*SUPPLIED DATA*:
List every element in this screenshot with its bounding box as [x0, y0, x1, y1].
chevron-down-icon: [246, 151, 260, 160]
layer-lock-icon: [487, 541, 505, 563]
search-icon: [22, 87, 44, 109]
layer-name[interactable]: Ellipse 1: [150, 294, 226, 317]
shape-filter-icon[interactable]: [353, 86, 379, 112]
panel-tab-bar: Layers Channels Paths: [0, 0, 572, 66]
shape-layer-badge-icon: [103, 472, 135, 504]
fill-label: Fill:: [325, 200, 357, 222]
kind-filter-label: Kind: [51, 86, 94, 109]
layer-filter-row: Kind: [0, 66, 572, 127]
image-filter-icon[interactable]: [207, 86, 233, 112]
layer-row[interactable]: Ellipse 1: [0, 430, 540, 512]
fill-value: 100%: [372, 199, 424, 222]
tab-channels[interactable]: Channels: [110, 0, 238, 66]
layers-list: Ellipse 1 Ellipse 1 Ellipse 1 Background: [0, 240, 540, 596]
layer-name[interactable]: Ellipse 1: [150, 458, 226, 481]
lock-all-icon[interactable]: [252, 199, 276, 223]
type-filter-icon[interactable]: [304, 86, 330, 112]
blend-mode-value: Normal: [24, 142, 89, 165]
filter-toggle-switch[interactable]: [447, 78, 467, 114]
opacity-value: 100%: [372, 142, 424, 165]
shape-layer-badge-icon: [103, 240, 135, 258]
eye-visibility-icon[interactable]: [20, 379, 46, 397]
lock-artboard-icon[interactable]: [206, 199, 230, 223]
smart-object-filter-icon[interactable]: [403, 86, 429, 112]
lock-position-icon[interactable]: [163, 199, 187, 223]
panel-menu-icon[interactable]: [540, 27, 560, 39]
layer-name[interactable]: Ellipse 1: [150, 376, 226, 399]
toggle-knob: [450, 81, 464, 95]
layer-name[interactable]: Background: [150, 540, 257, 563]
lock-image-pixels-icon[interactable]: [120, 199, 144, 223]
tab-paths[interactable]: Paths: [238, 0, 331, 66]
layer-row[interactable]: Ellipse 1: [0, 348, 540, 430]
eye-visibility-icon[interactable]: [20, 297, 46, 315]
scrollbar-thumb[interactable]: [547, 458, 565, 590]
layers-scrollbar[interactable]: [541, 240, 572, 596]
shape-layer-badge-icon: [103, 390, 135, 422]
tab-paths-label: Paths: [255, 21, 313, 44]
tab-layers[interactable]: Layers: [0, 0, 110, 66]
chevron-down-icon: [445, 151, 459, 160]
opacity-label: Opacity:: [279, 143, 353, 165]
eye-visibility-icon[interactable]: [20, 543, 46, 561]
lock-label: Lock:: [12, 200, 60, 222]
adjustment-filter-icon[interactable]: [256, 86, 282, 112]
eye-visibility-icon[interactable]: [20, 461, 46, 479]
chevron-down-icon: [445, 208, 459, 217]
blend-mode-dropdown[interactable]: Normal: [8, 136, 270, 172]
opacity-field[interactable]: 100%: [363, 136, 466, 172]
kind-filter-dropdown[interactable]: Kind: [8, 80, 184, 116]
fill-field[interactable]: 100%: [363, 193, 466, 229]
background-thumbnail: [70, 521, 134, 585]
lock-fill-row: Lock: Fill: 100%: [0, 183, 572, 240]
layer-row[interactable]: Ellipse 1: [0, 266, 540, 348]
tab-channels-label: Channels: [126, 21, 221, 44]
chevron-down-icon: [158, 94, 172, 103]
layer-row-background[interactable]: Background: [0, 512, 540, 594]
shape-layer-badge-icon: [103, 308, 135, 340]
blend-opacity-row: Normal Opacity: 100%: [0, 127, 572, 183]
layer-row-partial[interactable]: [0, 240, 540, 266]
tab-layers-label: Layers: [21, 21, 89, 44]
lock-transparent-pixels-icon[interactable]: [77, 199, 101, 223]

*WRITTEN REQUEST*:
Replace "Ellipse 1" with "Circle 1" everywhere it occurs in the data above, and write out all the lines again with nothing else changed.

*THE SOLUTION*:
List every element in this screenshot with its bounding box as [x0, y0, x1, y1].
chevron-down-icon: [246, 151, 260, 160]
layer-lock-icon: [487, 541, 505, 563]
search-icon: [22, 87, 44, 109]
layer-name[interactable]: Circle 1: [150, 294, 226, 317]
shape-filter-icon[interactable]: [353, 86, 379, 112]
panel-tab-bar: Layers Channels Paths: [0, 0, 572, 66]
shape-layer-badge-icon: [103, 472, 135, 504]
fill-label: Fill:: [325, 200, 357, 222]
kind-filter-label: Kind: [51, 86, 94, 109]
layer-filter-row: Kind: [0, 66, 572, 127]
image-filter-icon[interactable]: [207, 86, 233, 112]
layer-row[interactable]: Circle 1: [0, 430, 540, 512]
fill-value: 100%: [372, 199, 424, 222]
tab-channels[interactable]: Channels: [110, 0, 238, 66]
layers-list: Circle 1 Circle 1 Circle 1 Background: [0, 240, 540, 596]
layer-name[interactable]: Circle 1: [150, 458, 226, 481]
lock-all-icon[interactable]: [252, 199, 276, 223]
type-filter-icon[interactable]: [304, 86, 330, 112]
blend-mode-value: Normal: [24, 142, 89, 165]
filter-toggle-switch[interactable]: [447, 78, 467, 114]
opacity-value: 100%: [372, 142, 424, 165]
shape-layer-badge-icon: [103, 240, 135, 258]
eye-visibility-icon[interactable]: [20, 379, 46, 397]
lock-artboard-icon[interactable]: [206, 199, 230, 223]
smart-object-filter-icon[interactable]: [403, 86, 429, 112]
lock-position-icon[interactable]: [163, 199, 187, 223]
panel-menu-icon[interactable]: [540, 27, 560, 39]
layer-name[interactable]: Circle 1: [150, 376, 226, 399]
toggle-knob: [450, 81, 464, 95]
layer-name[interactable]: Background: [150, 540, 257, 563]
lock-image-pixels-icon[interactable]: [120, 199, 144, 223]
tab-paths[interactable]: Paths: [238, 0, 331, 66]
layer-row[interactable]: Circle 1: [0, 348, 540, 430]
eye-visibility-icon[interactable]: [20, 297, 46, 315]
scrollbar-thumb[interactable]: [547, 458, 565, 590]
layers-scrollbar[interactable]: [541, 240, 572, 596]
shape-layer-badge-icon: [103, 390, 135, 422]
tab-paths-label: Paths: [255, 21, 313, 44]
tab-layers[interactable]: Layers: [0, 0, 110, 66]
chevron-down-icon: [445, 151, 459, 160]
opacity-label: Opacity:: [279, 143, 353, 165]
eye-visibility-icon[interactable]: [20, 543, 46, 561]
lock-label: Lock:: [12, 200, 60, 222]
adjustment-filter-icon[interactable]: [256, 86, 282, 112]
eye-visibility-icon[interactable]: [20, 461, 46, 479]
chevron-down-icon: [445, 208, 459, 217]
blend-mode-dropdown[interactable]: Normal: [8, 136, 270, 172]
opacity-field[interactable]: 100%: [363, 136, 466, 172]
kind-filter-dropdown[interactable]: Kind: [8, 80, 184, 116]
fill-field[interactable]: 100%: [363, 193, 466, 229]
background-thumbnail: [70, 521, 134, 585]
lock-fill-row: Lock: Fill: 100%: [0, 183, 572, 240]
layer-row[interactable]: Circle 1: [0, 266, 540, 348]
tab-channels-label: Channels: [126, 21, 221, 44]
chevron-down-icon: [158, 94, 172, 103]
layer-row-background[interactable]: Background: [0, 512, 540, 594]
shape-layer-badge-icon: [103, 308, 135, 340]
blend-opacity-row: Normal Opacity: 100%: [0, 127, 572, 183]
layer-row-partial[interactable]: [0, 240, 540, 266]
tab-layers-label: Layers: [21, 21, 89, 44]
lock-transparent-pixels-icon[interactable]: [77, 199, 101, 223]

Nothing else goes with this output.